Saved data entries:
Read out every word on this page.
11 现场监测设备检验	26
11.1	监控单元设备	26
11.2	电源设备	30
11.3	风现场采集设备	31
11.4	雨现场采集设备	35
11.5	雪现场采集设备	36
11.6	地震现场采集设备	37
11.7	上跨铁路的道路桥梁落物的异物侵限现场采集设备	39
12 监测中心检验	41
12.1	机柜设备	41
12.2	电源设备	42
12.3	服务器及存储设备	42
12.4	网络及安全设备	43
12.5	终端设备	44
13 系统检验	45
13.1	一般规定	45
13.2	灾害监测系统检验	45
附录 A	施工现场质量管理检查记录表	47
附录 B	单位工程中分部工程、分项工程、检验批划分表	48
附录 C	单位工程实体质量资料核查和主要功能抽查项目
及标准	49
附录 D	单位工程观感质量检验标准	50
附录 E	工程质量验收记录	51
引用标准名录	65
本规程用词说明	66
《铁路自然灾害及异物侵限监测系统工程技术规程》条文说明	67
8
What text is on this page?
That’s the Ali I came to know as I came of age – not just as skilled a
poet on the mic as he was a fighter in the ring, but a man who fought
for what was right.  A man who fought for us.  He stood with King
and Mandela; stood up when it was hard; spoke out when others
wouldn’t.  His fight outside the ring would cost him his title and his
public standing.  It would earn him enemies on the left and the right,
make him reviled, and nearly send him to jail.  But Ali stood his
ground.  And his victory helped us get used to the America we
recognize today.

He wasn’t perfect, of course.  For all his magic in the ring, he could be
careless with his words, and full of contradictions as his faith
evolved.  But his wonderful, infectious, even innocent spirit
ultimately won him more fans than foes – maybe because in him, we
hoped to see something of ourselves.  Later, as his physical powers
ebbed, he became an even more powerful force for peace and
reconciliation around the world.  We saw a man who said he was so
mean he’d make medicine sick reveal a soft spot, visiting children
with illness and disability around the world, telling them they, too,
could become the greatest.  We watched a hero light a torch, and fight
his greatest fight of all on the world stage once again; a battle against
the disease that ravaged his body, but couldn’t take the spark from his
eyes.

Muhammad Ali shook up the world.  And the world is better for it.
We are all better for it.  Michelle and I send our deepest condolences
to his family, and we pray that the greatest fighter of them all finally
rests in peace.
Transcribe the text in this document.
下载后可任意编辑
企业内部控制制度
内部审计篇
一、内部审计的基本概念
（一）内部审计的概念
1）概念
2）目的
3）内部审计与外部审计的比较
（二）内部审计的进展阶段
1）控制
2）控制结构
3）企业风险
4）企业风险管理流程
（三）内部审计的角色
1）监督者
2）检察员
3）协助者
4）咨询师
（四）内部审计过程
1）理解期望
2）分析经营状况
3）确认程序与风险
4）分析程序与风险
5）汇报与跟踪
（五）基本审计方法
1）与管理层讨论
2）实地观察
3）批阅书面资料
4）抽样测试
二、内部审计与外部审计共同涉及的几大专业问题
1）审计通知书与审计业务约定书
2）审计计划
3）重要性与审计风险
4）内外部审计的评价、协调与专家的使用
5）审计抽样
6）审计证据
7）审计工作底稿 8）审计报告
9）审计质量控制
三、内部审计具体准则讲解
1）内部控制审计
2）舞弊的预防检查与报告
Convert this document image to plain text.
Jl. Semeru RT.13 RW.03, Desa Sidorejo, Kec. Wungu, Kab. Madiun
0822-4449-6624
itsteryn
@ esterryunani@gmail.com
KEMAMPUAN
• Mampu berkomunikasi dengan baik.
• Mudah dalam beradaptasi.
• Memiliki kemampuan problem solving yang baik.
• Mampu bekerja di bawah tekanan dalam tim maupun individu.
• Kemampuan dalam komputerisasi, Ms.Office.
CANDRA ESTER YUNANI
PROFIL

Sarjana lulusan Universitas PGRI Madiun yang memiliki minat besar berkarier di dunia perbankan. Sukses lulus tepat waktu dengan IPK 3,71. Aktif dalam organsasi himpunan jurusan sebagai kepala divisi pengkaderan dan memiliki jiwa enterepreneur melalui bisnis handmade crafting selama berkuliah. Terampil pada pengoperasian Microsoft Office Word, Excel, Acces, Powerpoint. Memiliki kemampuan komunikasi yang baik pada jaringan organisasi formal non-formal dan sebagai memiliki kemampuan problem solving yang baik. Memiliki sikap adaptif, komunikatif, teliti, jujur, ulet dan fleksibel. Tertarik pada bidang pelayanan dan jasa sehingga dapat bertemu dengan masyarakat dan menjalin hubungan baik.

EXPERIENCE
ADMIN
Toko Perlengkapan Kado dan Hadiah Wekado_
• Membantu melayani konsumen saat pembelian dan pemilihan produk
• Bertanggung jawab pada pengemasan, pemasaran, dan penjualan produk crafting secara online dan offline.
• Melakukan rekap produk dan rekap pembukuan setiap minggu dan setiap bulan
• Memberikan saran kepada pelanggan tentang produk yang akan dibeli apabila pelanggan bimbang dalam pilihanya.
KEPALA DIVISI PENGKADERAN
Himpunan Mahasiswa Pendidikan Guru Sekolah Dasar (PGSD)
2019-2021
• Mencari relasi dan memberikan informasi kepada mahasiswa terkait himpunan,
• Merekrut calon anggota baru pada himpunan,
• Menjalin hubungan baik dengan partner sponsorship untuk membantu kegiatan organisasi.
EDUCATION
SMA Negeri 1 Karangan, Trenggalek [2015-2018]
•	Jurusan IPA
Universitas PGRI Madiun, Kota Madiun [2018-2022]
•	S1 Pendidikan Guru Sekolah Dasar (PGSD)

=== Written problem ===
Every entry in the listing must be retyped exactly.

=== Problem solution ===
Read out every word on this page.
11 现场监测设备检验	26
11.1	监控单元设备	26
11.2	电源设备	30
11.3	风现场采集设备	31
11.4	雨现场采集设备	35
11.5	雪现场采集设备	36
11.6	地震现场采集设备	37
11.7	上跨铁路的道路桥梁落物的异物侵限现场采集设备	39
12 监测中心检验	41
12.1	机柜设备	41
12.2	电源设备	42
12.3	服务器及存储设备	42
12.4	网络及安全设备	43
12.5	终端设备	44
13 系统检验	45
13.1	一般规定	45
13.2	灾害监测系统检验	45
附录 A	施工现场质量管理检查记录表	47
附录 B	单位工程中分部工程、分项工程、检验批划分表	48
附录 C	单位工程实体质量资料核查和主要功能抽查项目
及标准	49
附录 D	单位工程观感质量检验标准	50
附录 E	工程质量验收记录	51
引用标准名录	65
本规程用词说明	66
《铁路自然灾害及异物侵限监测系统工程技术规程》条文说明	67
8
What text is on this page?
That’s the Ali I came to know as I came of age – not just as skilled a
poet on the mic as he was a fighter in the ring, but a man who fought
for what was right.  A man who fought for us.  He stood with King
and Mandela; stood up when it was hard; spoke out when others
wouldn’t.  His fight outside the ring would cost him his title and his
public standing.  It would earn him enemies on the left and the right,
make him reviled, and nearly send him to jail.  But Ali stood his
ground.  And his victory helped us get used to the America we
recognize today.

He wasn’t perfect, of course.  For all his magic in the ring, he could be
careless with his words, and full of contradictions as his faith
evolved.  But his wonderful, infectious, even innocent spirit
ultimately won him more fans than foes – maybe because in him, we
hoped to see something of ourselves.  Later, as his physical powers
ebbed, he became an even more powerful force for peace and
reconciliation around the world.  We saw a man who said he was so
mean he’d make medicine sick reveal a soft spot, visiting children
with illness and disability around the world, telling them they, too,
could become the greatest.  We watched a hero light a torch, and fight
his greatest fight of all on the world stage once again; a battle against
the disease that ravaged his body, but couldn’t take the spark from his
eyes.

Muhammad Ali shook up the world.  And the world is better for it.
We are all better for it.  Michelle and I send our deepest condolences
to his family, and we pray that the greatest fighter of them all finally
rests in peace.
Transcribe the text in this document.
下载后可任意编辑
企业内部控制制度
内部审计篇
一、内部审计的基本概念
（一）内部审计的概念
1）概念
2）目的
3）内部审计与外部审计的比较
（二）内部审计的进展阶段
1）控制
2）控制结构
3）企业风险
4）企业风险管理流程
（三）内部审计的角色
1）监督者
2）检察员
3）协助者
4）咨询师
（四）内部审计过程
1）理解期望
2）分析经营状况
3）确认程序与风险
4）分析程序与风险
5）汇报与跟踪
（五）基本审计方法
1）与管理层讨论
2）实地观察
3）批阅书面资料
4）抽样测试
二、内部审计与外部审计共同涉及的几大专业问题
1）审计通知书与审计业务约定书
2）审计计划
3）重要性与审计风险
4）内外部审计的评价、协调与专家的使用
5）审计抽样
6）审计证据
7）审计工作底稿 8）审计报告
9）审计质量控制
三、内部审计具体准则讲解
1）内部控制审计
2）舞弊的预防检查与报告
Convert this document image to plain text.
Jl. Semeru RT.13 RW.03, Desa Sidorejo, Kec. Wungu, Kab. Madiun
0822-4449-6624
itsteryn
@ esterryunani@gmail.com
KEMAMPUAN
• Mampu berkomunikasi dengan baik.
• Mudah dalam beradaptasi.
• Memiliki kemampuan problem solving yang baik.
• Mampu bekerja di bawah tekanan dalam tim maupun individu.
• Kemampuan dalam komputerisasi, Ms.Office.
CANDRA ESTER YUNANI
PROFIL

Sarjana lulusan Universitas PGRI Madiun yang memiliki minat besar berkarier di dunia perbankan. Sukses lulus tepat waktu dengan IPK 3,71. Aktif dalam organsasi himpunan jurusan sebagai kepala divisi pengkaderan dan memiliki jiwa enterepreneur melalui bisnis handmade crafting selama berkuliah. Terampil pada pengoperasian Microsoft Office Word, Excel, Acces, Powerpoint. Memiliki kemampuan komunikasi yang baik pada jaringan organisasi formal non-formal dan sebagai memiliki kemampuan problem solving yang baik. Memiliki sikap adaptif, komunikatif, teliti, jujur, ulet dan fleksibel. Tertarik pada bidang pelayanan dan jasa sehingga dapat bertemu dengan masyarakat dan menjalin hubungan baik.

EXPERIENCE
ADMIN
Toko Perlengkapan Kado dan Hadiah Wekado_
• Membantu melayani konsumen saat pembelian dan pemilihan produk
• Bertanggung jawab pada pengemasan, pemasaran, dan penjualan produk crafting secara online dan offline.
• Melakukan rekap produk dan rekap pembukuan setiap minggu dan setiap bulan
• Memberikan saran kepada pelanggan tentang produk yang akan dibeli apabila pelanggan bimbang dalam pilihanya.
KEPALA DIVISI PENGKADERAN
Himpunan Mahasiswa Pendidikan Guru Sekolah Dasar (PGSD)
2019-2021
• Mencari relasi dan memberikan informasi kepada mahasiswa terkait himpunan,
• Merekrut calon anggota baru pada himpunan,
• Menjalin hubungan baik dengan partner sponsorship untuk membantu kegiatan organisasi.
EDUCATION
SMA Negeri 1 Karangan, Trenggalek [2015-2018]
•	Jurusan IPA
Universitas PGRI Madiun, Kota Madiun [2018-2022]
•	S1 Pendidikan Guru Sekolah Dasar (PGSD)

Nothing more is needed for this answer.